→ **PROBLEM REQUIREMENTS**:
Pull out each line of the data that includes the word "bölümüne".

→ **TASK INPUT**:
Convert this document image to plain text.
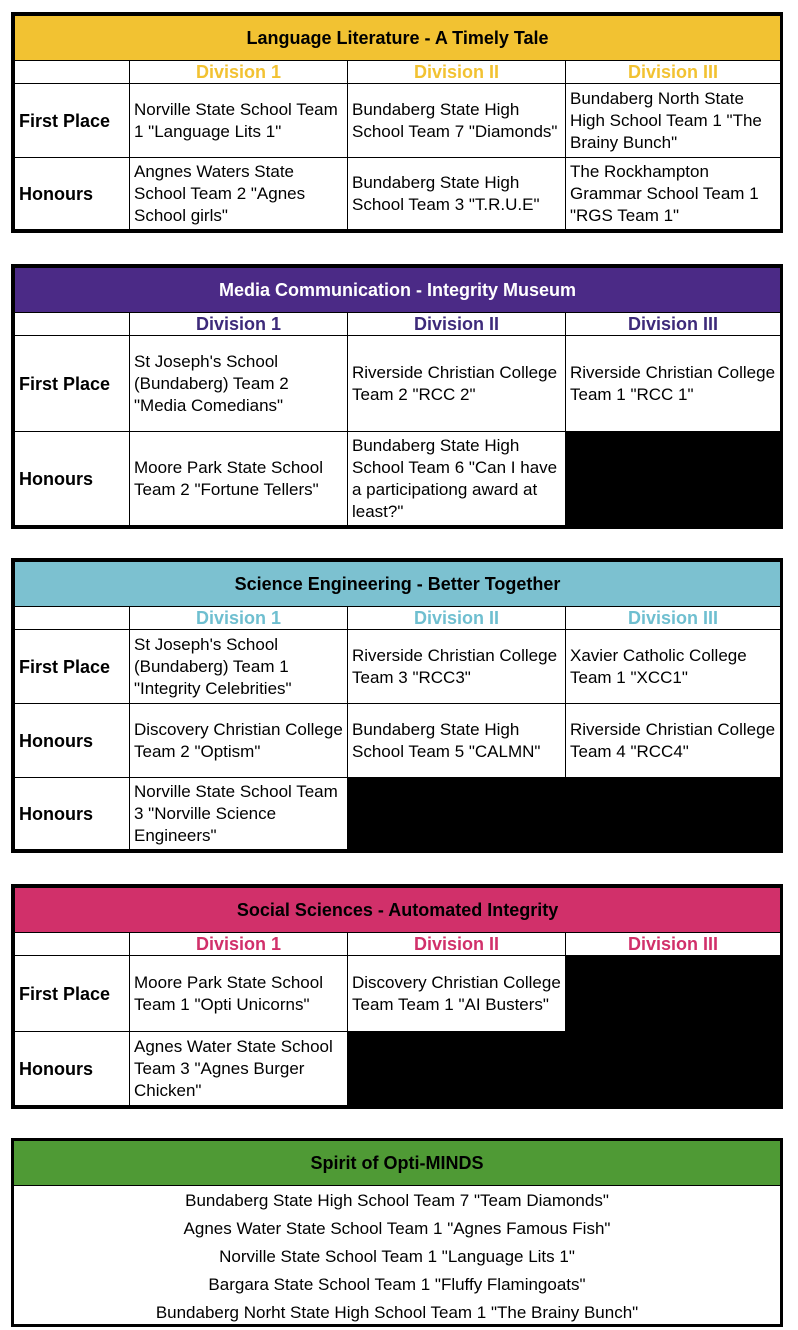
Language Literature - A Timely Tale			
	Division 1	Division II	Division III
First Place	Norville State School Team 1 "Language Lits 1"	Bundaberg State High School Team 7 "Diamonds"	Bundaberg North State High School Team 1 "The Brainy Bunch"
Honours	Angnes Waters State School Team 2 "Agnes School girls"	Bundaberg State High School Team 3 "T.R.U.E"	The Rockhampton Grammar School Team 1 "RGS Team 1"
Media Communication - Integrity Museum			
	Division 1	Division II	Division III
First Place	St Joseph's School (Bundaberg) Team 2 "Media Comedians"	Riverside Christian College Team 2 "RCC 2"	Riverside Christian College Team 1 "RCC 1"
Honours	Moore Park State School Team 2 "Fortune Tellers"	Bundaberg State High School Team 6 "Can I have a participationg award at least?"	
Science Engineering - Better Together			
	Division 1	Division II	Division III
First Place	St Joseph's School (Bundaberg) Team 1 "Integrity Celebrities"	Riverside Christian College Team 3 "RCC3"	Xavier Catholic College Team 1 "XCC1"
Honours	Discovery Christian College Team 2 "Optism"	Bundaberg State High School Team 5 "CALMN"	Riverside Christian College Team 4 "RCC4"
Honours	Norville State School Team 3 "Norville Science Engineers"		
Social Sciences - Automated Integrity			
	Division 1	Division II	Division III
First Place	Moore Park State School Team 1 "Opti Unicorns"	Discovery Christian College Team Team 1 "AI Busters"	
Honours	Agnes Water State School Team 3 "Agnes Burger Chicken"		
Spirit of Opti-MINDS
Bundaberg State High School Team 7 "Team Diamonds"
Agnes Water State School Team 1 "Agnes Famous Fish"
Norville State School Team 1 "Language Lits 1"
Bargara State School Team 1 "Fluffy Flamingoats"
Bundaberg Norht State High School Team 1 "The Brainy Bunch"
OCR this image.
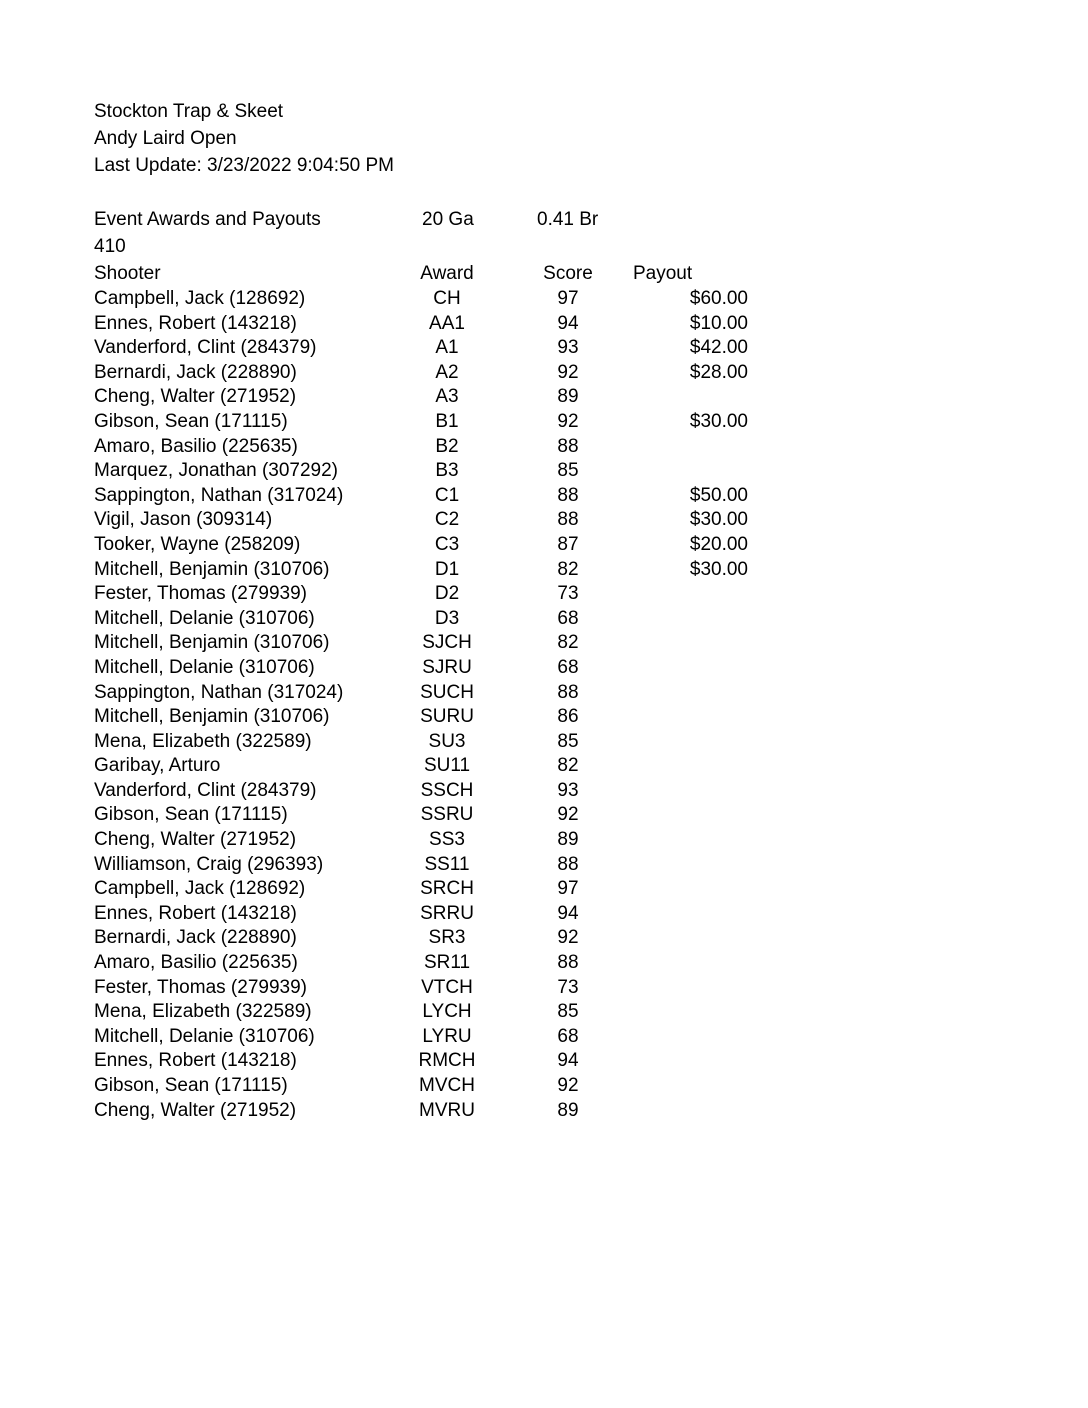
Stockton Trap & Skeet
Andy Laird Open
Last Update: 3/23/2022 9:04:50 PM
Event Awards and Payouts	20 Ga	0.41 Br
410
Shooter	Award	Score	Payout
Campbell, Jack (128692)	CH	97	$60.00
Ennes, Robert (143218)	AA1	94	$10.00
Vanderford, Clint (284379)	A1	93	$42.00
Bernardi, Jack (228890)	A2	92	$28.00
Cheng, Walter (271952)	A3	89
Gibson, Sean (171115)	B1	92	$30.00
Amaro, Basilio (225635)	B2	88
Marquez, Jonathan (307292)	B3	85
Sappington, Nathan (317024)	C1	88	$50.00
Vigil, Jason (309314)	C2	88	$30.00
Tooker, Wayne (258209)	C3	87	$20.00
Mitchell, Benjamin (310706)	D1	82	$30.00
Fester, Thomas (279939)	D2	73
Mitchell, Delanie (310706)	D3	68
Mitchell, Benjamin (310706)	SJCH	82
Mitchell, Delanie (310706)	SJRU	68
Sappington, Nathan (317024)	SUCH	88
Mitchell, Benjamin (310706)	SURU	86
Mena, Elizabeth (322589)	SU3	85
Garibay, Arturo	SU11	82
Vanderford, Clint (284379)	SSCH	93
Gibson, Sean (171115)	SSRU	92
Cheng, Walter (271952)	SS3	89
Williamson, Craig (296393)	SS11	88
Campbell, Jack (128692)	SRCH	97
Ennes, Robert (143218)	SRRU	94
Bernardi, Jack (228890)	SR3	92
Amaro, Basilio (225635)	SR11	88
Fester, Thomas (279939)	VTCH	73
Mena, Elizabeth (322589)	LYCH	85
Mitchell, Delanie (310706)	LYRU	68
Ennes, Robert (143218)	RMCH	94
Gibson, Sean (171115)	MVCH	92
Cheng, Walter (271952)	MVRU	89
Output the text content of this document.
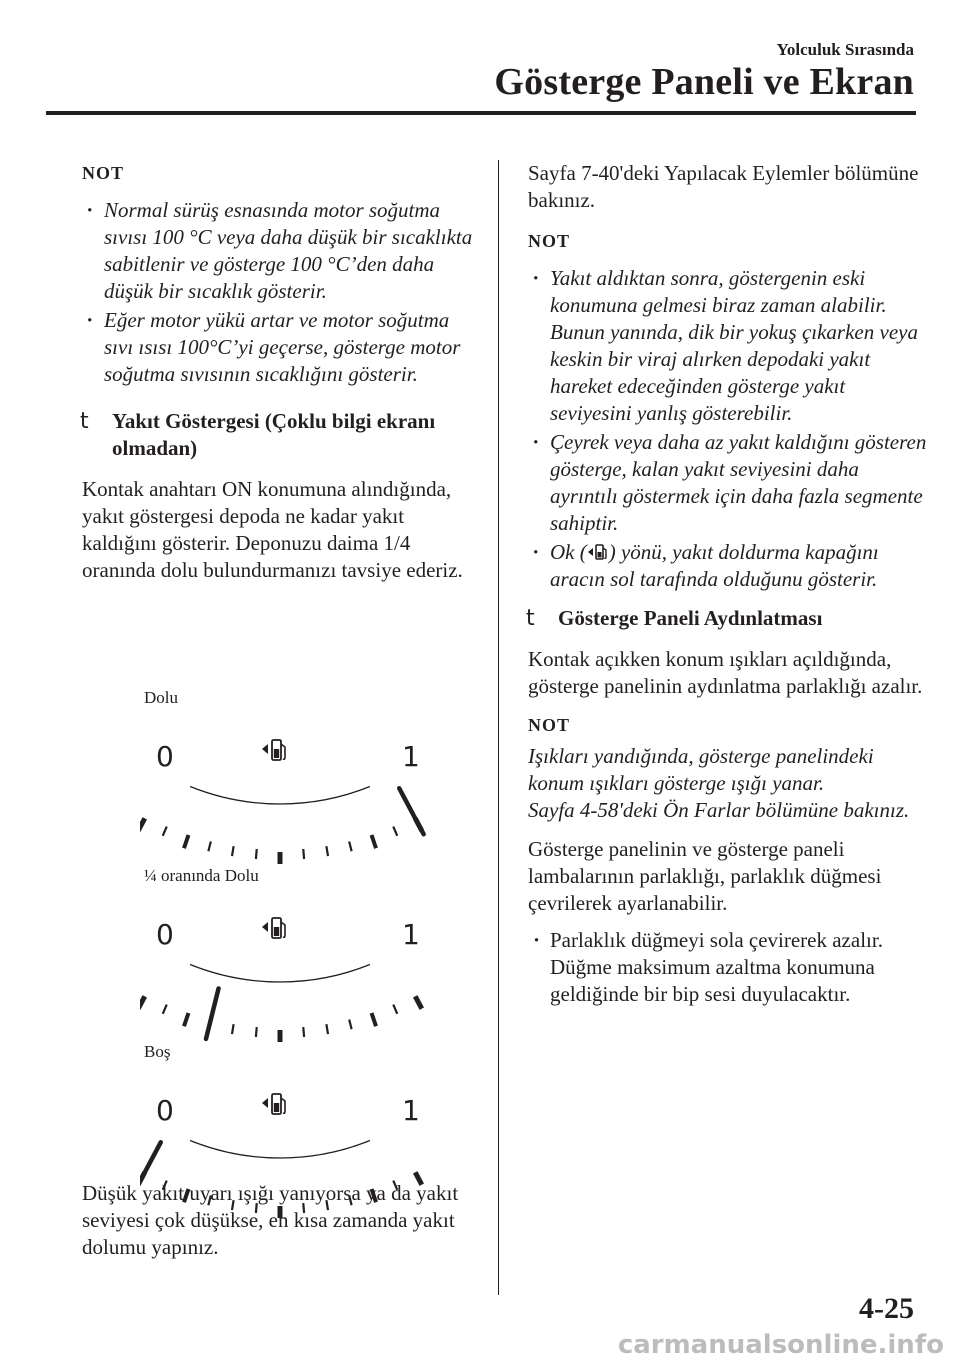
Yolculuk Sırasında
Gösterge Paneli ve Ekran
NOT
· Normal sürüş esnasında motor soğutma sıvısı 100 °C veya daha düşük bir sıcaklıkta sabitlenir ve gösterge 100 °C’den daha düşük bir sıcaklık gösterir.
· Eğer motor yükü artar ve motor soğutma sıvı ısısı 100°C’yi geçerse, gösterge motor soğutma sıvısının sıcaklığını gösterir.
t Yakıt Göstergesi (Çoklu bilgi ekranı olmadan)

Kontak anahtarı ON konumuna alındığında, yakıt göstergesi depoda ne kadar yakıt kaldığını gösterir. Deponuzu daima 1/4 oranında dolu bulundurmanızı tavsiye ederiz.

Dolu
0	1
¼ oranında Dolu
0	1
Boş
0	1

Düşük yakıt uyarı ışığı yanıyorsa ya da yakıt seviyesi çok düşükse, en kısa zamanda yakıt dolumu yapınız.

Sayfa 7-40'deki Yapılacak Eylemler bölümüne bakınız.

NOT
· Yakıt aldıktan sonra, göstergenin eski konumuna gelmesi biraz zaman alabilir. Bunun yanında, dik bir yokuş çıkarken veya keskin bir viraj alırken depodaki yakıt hareket edeceğinden gösterge yakıt seviyesini yanlış gösterebilir.
· Çeyrek veya daha az yakıt kaldığını gösteren gösterge, kalan yakıt seviyesini daha ayrıntılı göstermek için daha fazla segmente sahiptir.
· Ok ( ) yönü, yakıt doldurma kapağını aracın sol tarafında olduğunu gösterir.
t Gösterge Paneli Aydınlatması

Kontak açıkken konum ışıkları açıldığında, gösterge panelinin aydınlatma parlaklığı azalır.

NOT
Işıkları yandığında, gösterge panelindeki konum ışıkları gösterge ışığı yanar.
Sayfa 4-58'deki Ön Farlar bölümüne bakınız.

Gösterge panelinin ve gösterge paneli lambalarının parlaklığı, parlaklık düğmesi çevrilerek ayarlanabilir.

· Parlaklık düğmeyi sola çevirerek azalır. Düğme maksimum azaltma konumuna geldiğinde bir bip sesi duyulacaktır.
4-25
carmanualsonline.info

→ **ANSWER TO THIS PROBLEM**:
Sayfa 7-40'deki Yapılacak Eylemler bölümüne bakınız.
Sayfa 4-58'deki Ön Farlar bölümüne bakınız.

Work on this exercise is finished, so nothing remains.